The data below is to be returned in full and exactly.

◇ ◇ ◇ ◇ ◇ ◇ ◇

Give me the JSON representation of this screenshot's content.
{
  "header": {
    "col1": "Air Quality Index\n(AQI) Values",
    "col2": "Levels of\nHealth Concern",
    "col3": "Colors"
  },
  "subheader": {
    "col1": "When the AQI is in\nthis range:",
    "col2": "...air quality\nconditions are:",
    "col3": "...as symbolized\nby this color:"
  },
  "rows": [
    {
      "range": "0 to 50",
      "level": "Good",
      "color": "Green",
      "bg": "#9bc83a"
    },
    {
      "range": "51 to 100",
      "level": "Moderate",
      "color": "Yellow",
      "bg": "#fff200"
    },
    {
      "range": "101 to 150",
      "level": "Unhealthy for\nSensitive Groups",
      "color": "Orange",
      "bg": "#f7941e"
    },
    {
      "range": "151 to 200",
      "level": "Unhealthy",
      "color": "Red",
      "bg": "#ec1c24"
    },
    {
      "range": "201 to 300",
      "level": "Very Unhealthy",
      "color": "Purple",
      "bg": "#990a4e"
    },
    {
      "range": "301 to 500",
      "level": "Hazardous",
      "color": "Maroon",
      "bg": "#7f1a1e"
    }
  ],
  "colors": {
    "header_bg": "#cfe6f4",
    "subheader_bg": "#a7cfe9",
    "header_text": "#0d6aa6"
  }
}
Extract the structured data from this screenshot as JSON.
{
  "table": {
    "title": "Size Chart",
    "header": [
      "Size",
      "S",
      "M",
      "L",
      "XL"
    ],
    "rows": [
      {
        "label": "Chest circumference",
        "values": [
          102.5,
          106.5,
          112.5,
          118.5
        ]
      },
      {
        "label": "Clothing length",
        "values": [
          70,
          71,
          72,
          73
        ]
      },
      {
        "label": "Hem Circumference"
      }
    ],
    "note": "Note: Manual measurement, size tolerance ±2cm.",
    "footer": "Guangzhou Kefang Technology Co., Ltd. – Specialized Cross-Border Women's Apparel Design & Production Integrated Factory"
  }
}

◇ ◇ ◇ ◇ ◇ ◇ ◇

**Full answer:**
Give me the JSON representation of this screenshot's content.
{
  "header": {
    "col1": "Air Quality Index\n(AQI) Values",
    "col2": "Levels of\nHealth Concern",
    "col3": "Colors"
  },
  "subheader": {
    "col1": "When the AQI is in\nthis range:",
    "col2": "...air quality\nconditions are:",
    "col3": "...as symbolized\nby this color:"
  },
  "rows": [
    {
      "range": "0 to 50",
      "level": "Good",
      "color": "Green",
      "bg": "#9bc83a"
    },
    {
      "range": "51 to 100",
      "level": "Moderate",
      "color": "Yellow",
      "bg": "#fff200"
    },
    {
      "range": "101 to 150",
      "level": "Unhealthy for\nSensitive Groups",
      "color": "Orange",
      "bg": "#f7941e"
    },
    {
      "range": "151 to 200",
      "level": "Unhealthy",
      "color": "Red",
      "bg": "#ec1c24"
    },
    {
      "range": "201 to 300",
      "level": "Very Unhealthy",
      "color": "Purple",
      "bg": "#990a4e"
    },
    {
      "range": "301 to 500",
      "level": "Hazardous",
      "color": "Maroon",
      "bg": "#7f1a1e"
    }
  ],
  "colors": {
    "header_bg": "#cfe6f4",
    "subheader_bg": "#a7cfe9",
    "header_text": "#0d6aa6"
  }
}
Extract the structured data from this screenshot as JSON.
{
  "table": {
    "title": "Size Chart",
    "header": [
      "Size",
      "S",
      "M",
      "L",
      "XL"
    ],
    "rows": [
      {
        "label": "Chest circumference",
        "values": [
          102.5,
          106.5,
          112.5,
          118.5
        ]
      },
      {
        "label": "Clothing length",
        "values": [
          70,
          71,
          72,
          73
        ]
      },
      {
        "label": "Hem Circumference"
      }
    ],
    "note": "Note: Manual measurement, size tolerance ±2cm.",
    "footer": "Guangzhou Kefang Technology Co., Ltd. – Specialized Cross-Border Women's Apparel Design & Production Integrated Factory"
  }
}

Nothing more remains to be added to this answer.